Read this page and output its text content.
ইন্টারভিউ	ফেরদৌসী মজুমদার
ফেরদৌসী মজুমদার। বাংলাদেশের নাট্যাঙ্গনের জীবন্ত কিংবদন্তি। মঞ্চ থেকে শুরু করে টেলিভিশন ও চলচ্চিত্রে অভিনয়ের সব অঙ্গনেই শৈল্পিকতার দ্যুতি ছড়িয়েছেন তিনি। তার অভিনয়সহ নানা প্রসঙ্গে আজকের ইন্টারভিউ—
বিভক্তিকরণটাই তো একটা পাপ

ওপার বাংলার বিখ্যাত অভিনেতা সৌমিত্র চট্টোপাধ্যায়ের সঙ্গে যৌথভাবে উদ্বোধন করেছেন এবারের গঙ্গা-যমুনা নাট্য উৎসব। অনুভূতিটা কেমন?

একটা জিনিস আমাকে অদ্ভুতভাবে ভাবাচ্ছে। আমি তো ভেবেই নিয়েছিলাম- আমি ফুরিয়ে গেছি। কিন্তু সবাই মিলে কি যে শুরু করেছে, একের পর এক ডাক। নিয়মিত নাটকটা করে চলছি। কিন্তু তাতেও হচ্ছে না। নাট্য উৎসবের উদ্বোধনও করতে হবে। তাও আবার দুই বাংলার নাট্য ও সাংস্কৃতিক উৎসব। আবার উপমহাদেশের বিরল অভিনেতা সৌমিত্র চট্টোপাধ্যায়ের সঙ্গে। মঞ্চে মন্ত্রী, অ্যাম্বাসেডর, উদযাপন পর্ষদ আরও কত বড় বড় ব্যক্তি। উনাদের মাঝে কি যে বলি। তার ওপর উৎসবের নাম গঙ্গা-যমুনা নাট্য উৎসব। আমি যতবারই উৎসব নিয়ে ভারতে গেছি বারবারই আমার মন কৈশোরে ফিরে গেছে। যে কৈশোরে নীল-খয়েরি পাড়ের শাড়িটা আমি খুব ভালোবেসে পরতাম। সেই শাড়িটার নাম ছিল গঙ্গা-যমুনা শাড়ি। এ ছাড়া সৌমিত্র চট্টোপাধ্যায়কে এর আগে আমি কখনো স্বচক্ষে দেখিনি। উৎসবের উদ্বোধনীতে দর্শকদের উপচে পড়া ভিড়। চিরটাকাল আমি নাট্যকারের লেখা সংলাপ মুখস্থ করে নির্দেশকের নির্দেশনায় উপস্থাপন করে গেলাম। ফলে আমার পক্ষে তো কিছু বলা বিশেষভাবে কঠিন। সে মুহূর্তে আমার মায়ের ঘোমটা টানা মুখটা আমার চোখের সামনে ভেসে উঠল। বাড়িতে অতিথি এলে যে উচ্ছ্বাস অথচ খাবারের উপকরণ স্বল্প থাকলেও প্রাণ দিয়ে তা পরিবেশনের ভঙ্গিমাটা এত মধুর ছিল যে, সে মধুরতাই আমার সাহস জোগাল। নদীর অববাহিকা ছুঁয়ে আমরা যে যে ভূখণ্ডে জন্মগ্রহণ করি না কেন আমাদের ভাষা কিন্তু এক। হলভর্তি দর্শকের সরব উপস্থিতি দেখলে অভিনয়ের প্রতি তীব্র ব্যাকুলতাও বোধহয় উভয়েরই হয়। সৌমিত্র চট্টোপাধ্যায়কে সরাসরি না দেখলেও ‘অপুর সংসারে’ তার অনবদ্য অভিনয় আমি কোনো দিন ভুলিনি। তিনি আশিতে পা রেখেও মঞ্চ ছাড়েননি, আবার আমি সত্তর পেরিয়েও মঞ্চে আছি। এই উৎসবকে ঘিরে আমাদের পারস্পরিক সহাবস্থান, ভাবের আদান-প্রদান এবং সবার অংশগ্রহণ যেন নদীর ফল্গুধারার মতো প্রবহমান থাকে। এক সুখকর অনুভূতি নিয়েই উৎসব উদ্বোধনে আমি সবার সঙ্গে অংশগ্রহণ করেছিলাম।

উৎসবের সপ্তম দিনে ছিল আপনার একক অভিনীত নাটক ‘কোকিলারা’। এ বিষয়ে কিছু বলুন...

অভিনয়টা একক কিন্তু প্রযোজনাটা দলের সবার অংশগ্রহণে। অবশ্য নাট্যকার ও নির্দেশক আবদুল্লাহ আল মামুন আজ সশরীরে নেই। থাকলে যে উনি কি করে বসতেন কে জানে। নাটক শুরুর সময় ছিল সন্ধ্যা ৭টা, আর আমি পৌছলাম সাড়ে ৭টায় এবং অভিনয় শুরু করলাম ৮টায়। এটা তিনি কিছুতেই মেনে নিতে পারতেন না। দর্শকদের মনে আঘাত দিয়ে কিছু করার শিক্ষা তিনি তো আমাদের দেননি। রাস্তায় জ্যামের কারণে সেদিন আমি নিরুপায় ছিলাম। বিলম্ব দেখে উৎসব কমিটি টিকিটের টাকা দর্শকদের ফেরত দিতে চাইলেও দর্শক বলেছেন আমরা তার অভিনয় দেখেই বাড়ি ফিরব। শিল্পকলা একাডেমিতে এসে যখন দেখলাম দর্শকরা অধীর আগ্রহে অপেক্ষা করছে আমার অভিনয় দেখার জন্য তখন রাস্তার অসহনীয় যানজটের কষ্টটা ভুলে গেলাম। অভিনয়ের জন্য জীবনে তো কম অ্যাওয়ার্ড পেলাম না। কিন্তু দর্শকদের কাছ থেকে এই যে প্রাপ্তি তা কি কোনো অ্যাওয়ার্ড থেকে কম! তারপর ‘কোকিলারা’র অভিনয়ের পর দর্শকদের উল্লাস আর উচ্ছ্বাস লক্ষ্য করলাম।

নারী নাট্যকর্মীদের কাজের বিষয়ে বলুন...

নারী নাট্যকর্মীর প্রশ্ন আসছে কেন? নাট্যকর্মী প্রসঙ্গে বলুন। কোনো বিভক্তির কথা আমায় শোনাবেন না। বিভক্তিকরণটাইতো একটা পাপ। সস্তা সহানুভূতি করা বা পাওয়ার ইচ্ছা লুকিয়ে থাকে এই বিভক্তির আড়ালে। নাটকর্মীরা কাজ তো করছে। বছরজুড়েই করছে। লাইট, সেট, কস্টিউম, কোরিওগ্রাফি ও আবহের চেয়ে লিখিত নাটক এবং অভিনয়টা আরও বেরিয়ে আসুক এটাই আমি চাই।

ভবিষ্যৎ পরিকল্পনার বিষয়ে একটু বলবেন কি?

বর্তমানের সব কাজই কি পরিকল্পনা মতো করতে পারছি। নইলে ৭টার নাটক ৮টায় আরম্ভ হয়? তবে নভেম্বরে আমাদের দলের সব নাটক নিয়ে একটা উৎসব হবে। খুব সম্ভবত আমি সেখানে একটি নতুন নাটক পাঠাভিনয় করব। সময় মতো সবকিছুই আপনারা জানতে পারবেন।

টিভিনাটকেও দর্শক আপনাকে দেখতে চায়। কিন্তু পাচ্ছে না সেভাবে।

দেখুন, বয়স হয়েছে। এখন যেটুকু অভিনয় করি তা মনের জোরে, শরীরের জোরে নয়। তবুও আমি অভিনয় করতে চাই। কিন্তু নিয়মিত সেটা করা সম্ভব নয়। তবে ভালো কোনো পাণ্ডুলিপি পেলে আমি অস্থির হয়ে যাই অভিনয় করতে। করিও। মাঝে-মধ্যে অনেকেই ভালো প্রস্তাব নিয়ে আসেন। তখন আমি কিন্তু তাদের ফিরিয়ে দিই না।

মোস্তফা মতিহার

________________

> [Set problem]: Every record should be repeated exactly; please leave none out.

> [Response to this exercise]:
Read this page and output its text content.
ইন্টারভিউ	ফেরদৌসী মজুমদার
ফেরদৌসী মজুমদার। বাংলাদেশের নাট্যাঙ্গনের জীবন্ত কিংবদন্তি। মঞ্চ থেকে শুরু করে টেলিভিশন ও চলচ্চিত্রে অভিনয়ের সব অঙ্গনেই শৈল্পিকতার দ্যুতি ছড়িয়েছেন তিনি। তার অভিনয়সহ নানা প্রসঙ্গে আজকের ইন্টারভিউ—
বিভক্তিকরণটাই তো একটা পাপ

ওপার বাংলার বিখ্যাত অভিনেতা সৌমিত্র চট্টোপাধ্যায়ের সঙ্গে যৌথভাবে উদ্বোধন করেছেন এবারের গঙ্গা-যমুনা নাট্য উৎসব। অনুভূতিটা কেমন?

একটা জিনিস আমাকে অদ্ভুতভাবে ভাবাচ্ছে। আমি তো ভেবেই নিয়েছিলাম- আমি ফুরিয়ে গেছি। কিন্তু সবাই মিলে কি যে শুরু করেছে, একের পর এক ডাক। নিয়মিত নাটকটা করে চলছি। কিন্তু তাতেও হচ্ছে না। নাট্য উৎসবের উদ্বোধনও করতে হবে। তাও আবার দুই বাংলার নাট্য ও সাংস্কৃতিক উৎসব। আবার উপমহাদেশের বিরল অভিনেতা সৌমিত্র চট্টোপাধ্যায়ের সঙ্গে। মঞ্চে মন্ত্রী, অ্যাম্বাসেডর, উদযাপন পর্ষদ আরও কত বড় বড় ব্যক্তি। উনাদের মাঝে কি যে বলি। তার ওপর উৎসবের নাম গঙ্গা-যমুনা নাট্য উৎসব। আমি যতবারই উৎসব নিয়ে ভারতে গেছি বারবারই আমার মন কৈশোরে ফিরে গেছে। যে কৈশোরে নীল-খয়েরি পাড়ের শাড়িটা আমি খুব ভালোবেসে পরতাম। সেই শাড়িটার নাম ছিল গঙ্গা-যমুনা শাড়ি। এ ছাড়া সৌমিত্র চট্টোপাধ্যায়কে এর আগে আমি কখনো স্বচক্ষে দেখিনি। উৎসবের উদ্বোধনীতে দর্শকদের উপচে পড়া ভিড়। চিরটাকাল আমি নাট্যকারের লেখা সংলাপ মুখস্থ করে নির্দেশকের নির্দেশনায় উপস্থাপন করে গেলাম। ফলে আমার পক্ষে তো কিছু বলা বিশেষভাবে কঠিন। সে মুহূর্তে আমার মায়ের ঘোমটা টানা মুখটা আমার চোখের সামনে ভেসে উঠল। বাড়িতে অতিথি এলে যে উচ্ছ্বাস অথচ খাবারের উপকরণ স্বল্প থাকলেও প্রাণ দিয়ে তা পরিবেশনের ভঙ্গিমাটা এত মধুর ছিল যে, সে মধুরতাই আমার সাহস জোগাল। নদীর অববাহিকা ছুঁয়ে আমরা যে যে ভূখণ্ডে জন্মগ্রহণ করি না কেন আমাদের ভাষা কিন্তু এক। হলভর্তি দর্শকের সরব উপস্থিতি দেখলে অভিনয়ের প্রতি তীব্র ব্যাকুলতাও বোধহয় উভয়েরই হয়। সৌমিত্র চট্টোপাধ্যায়কে সরাসরি না দেখলেও ‘অপুর সংসারে’ তার অনবদ্য অভিনয় আমি কোনো দিন ভুলিনি। তিনি আশিতে পা রেখেও মঞ্চ ছাড়েননি, আবার আমি সত্তর পেরিয়েও মঞ্চে আছি। এই উৎসবকে ঘিরে আমাদের পারস্পরিক সহাবস্থান, ভাবের আদান-প্রদান এবং সবার অংশগ্রহণ যেন নদীর ফল্গুধারার মতো প্রবহমান থাকে। এক সুখকর অনুভূতি নিয়েই উৎসব উদ্বোধনে আমি সবার সঙ্গে অংশগ্রহণ করেছিলাম।

উৎসবের সপ্তম দিনে ছিল আপনার একক অভিনীত নাটক ‘কোকিলারা’। এ বিষয়ে কিছু বলুন...

অভিনয়টা একক কিন্তু প্রযোজনাটা দলের সবার অংশগ্রহণে। অবশ্য নাট্যকার ও নির্দেশক আবদুল্লাহ আল মামুন আজ সশরীরে নেই। থাকলে যে উনি কি করে বসতেন কে জানে। নাটক শুরুর সময় ছিল সন্ধ্যা ৭টা, আর আমি পৌছলাম সাড়ে ৭টায় এবং অভিনয় শুরু করলাম ৮টায়। এটা তিনি কিছুতেই মেনে নিতে পারতেন না। দর্শকদের মনে আঘাত দিয়ে কিছু করার শিক্ষা তিনি তো আমাদের দেননি। রাস্তায় জ্যামের কারণে সেদিন আমি নিরুপায় ছিলাম। বিলম্ব দেখে উৎসব কমিটি টিকিটের টাকা দর্শকদের ফেরত দিতে চাইলেও দর্শক বলেছেন আমরা তার অভিনয় দেখেই বাড়ি ফিরব। শিল্পকলা একাডেমিতে এসে যখন দেখলাম দর্শকরা অধীর আগ্রহে অপেক্ষা করছে আমার অভিনয় দেখার জন্য তখন রাস্তার অসহনীয় যানজটের কষ্টটা ভুলে গেলাম। অভিনয়ের জন্য জীবনে তো কম অ্যাওয়ার্ড পেলাম না। কিন্তু দর্শকদের কাছ থেকে এই যে প্রাপ্তি তা কি কোনো অ্যাওয়ার্ড থেকে কম! তারপর ‘কোকিলারা’র অভিনয়ের পর দর্শকদের উল্লাস আর উচ্ছ্বাস লক্ষ্য করলাম।

নারী নাট্যকর্মীদের কাজের বিষয়ে বলুন...

নারী নাট্যকর্মীর প্রশ্ন আসছে কেন? নাট্যকর্মী প্রসঙ্গে বলুন। কোনো বিভক্তির কথা আমায় শোনাবেন না। বিভক্তিকরণটাইতো একটা পাপ। সস্তা সহানুভূতি করা বা পাওয়ার ইচ্ছা লুকিয়ে থাকে এই বিভক্তির আড়ালে। নাটকর্মীরা কাজ তো করছে। বছরজুড়েই করছে। লাইট, সেট, কস্টিউম, কোরিওগ্রাফি ও আবহের চেয়ে লিখিত নাটক এবং অভিনয়টা আরও বেরিয়ে আসুক এটাই আমি চাই।

ভবিষ্যৎ পরিকল্পনার বিষয়ে একটু বলবেন কি?

বর্তমানের সব কাজই কি পরিকল্পনা মতো করতে পারছি। নইলে ৭টার নাটক ৮টায় আরম্ভ হয়? তবে নভেম্বরে আমাদের দলের সব নাটক নিয়ে একটা উৎসব হবে। খুব সম্ভবত আমি সেখানে একটি নতুন নাটক পাঠাভিনয় করব। সময় মতো সবকিছুই আপনারা জানতে পারবেন।

টিভিনাটকেও দর্শক আপনাকে দেখতে চায়। কিন্তু পাচ্ছে না সেভাবে।

দেখুন, বয়স হয়েছে। এখন যেটুকু অভিনয় করি তা মনের জোরে, শরীরের জোরে নয়। তবুও আমি অভিনয় করতে চাই। কিন্তু নিয়মিত সেটা করা সম্ভব নয়। তবে ভালো কোনো পাণ্ডুলিপি পেলে আমি অস্থির হয়ে যাই অভিনয় করতে। করিও। মাঝে-মধ্যে অনেকেই ভালো প্রস্তাব নিয়ে আসেন। তখন আমি কিন্তু তাদের ফিরিয়ে দিই না।

মোস্তফা মতিহার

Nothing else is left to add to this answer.